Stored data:
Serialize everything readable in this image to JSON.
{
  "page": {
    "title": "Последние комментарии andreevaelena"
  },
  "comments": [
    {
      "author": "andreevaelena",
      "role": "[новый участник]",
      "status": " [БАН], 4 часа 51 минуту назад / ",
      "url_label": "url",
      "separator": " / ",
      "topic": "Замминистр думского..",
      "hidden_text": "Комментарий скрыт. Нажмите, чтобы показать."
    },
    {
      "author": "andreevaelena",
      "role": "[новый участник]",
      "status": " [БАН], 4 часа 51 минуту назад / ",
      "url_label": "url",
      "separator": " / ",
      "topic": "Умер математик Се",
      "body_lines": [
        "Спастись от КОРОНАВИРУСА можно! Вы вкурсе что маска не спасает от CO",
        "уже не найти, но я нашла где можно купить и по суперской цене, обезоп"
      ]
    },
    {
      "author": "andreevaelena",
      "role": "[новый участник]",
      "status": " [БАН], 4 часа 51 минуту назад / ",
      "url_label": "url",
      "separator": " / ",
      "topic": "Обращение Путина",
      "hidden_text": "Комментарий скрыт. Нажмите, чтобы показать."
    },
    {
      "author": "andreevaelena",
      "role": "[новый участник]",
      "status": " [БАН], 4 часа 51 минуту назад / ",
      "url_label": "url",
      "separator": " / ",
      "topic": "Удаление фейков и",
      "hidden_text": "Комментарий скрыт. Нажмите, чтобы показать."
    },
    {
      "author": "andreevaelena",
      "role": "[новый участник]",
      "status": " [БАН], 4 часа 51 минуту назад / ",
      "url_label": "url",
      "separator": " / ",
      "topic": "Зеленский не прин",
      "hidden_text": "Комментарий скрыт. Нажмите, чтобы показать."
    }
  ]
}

[The task] Print the records above in full, exactly.

[Exercise output]
Serialize everything readable in this image to JSON.
{
  "page": {
    "title": "Последние комментарии andreevaelena"
  },
  "comments": [
    {
      "author": "andreevaelena",
      "role": "[новый участник]",
      "status": " [БАН], 4 часа 51 минуту назад / ",
      "url_label": "url",
      "separator": " / ",
      "topic": "Замминистр думского..",
      "hidden_text": "Комментарий скрыт. Нажмите, чтобы показать."
    },
    {
      "author": "andreevaelena",
      "role": "[новый участник]",
      "status": " [БАН], 4 часа 51 минуту назад / ",
      "url_label": "url",
      "separator": " / ",
      "topic": "Умер математик Се",
      "body_lines": [
        "Спастись от КОРОНАВИРУСА можно! Вы вкурсе что маска не спасает от CO",
        "уже не найти, но я нашла где можно купить и по суперской цене, обезоп"
      ]
    },
    {
      "author": "andreevaelena",
      "role": "[новый участник]",
      "status": " [БАН], 4 часа 51 минуту назад / ",
      "url_label": "url",
      "separator": " / ",
      "topic": "Обращение Путина",
      "hidden_text": "Комментарий скрыт. Нажмите, чтобы показать."
    },
    {
      "author": "andreevaelena",
      "role": "[новый участник]",
      "status": " [БАН], 4 часа 51 минуту назад / ",
      "url_label": "url",
      "separator": " / ",
      "topic": "Удаление фейков и",
      "hidden_text": "Комментарий скрыт. Нажмите, чтобы показать."
    },
    {
      "author": "andreevaelena",
      "role": "[новый участник]",
      "status": " [БАН], 4 часа 51 минуту назад / ",
      "url_label": "url",
      "separator": " / ",
      "topic": "Зеленский не прин",
      "hidden_text": "Комментарий скрыт. Нажмите, чтобы показать."
    }
  ]
}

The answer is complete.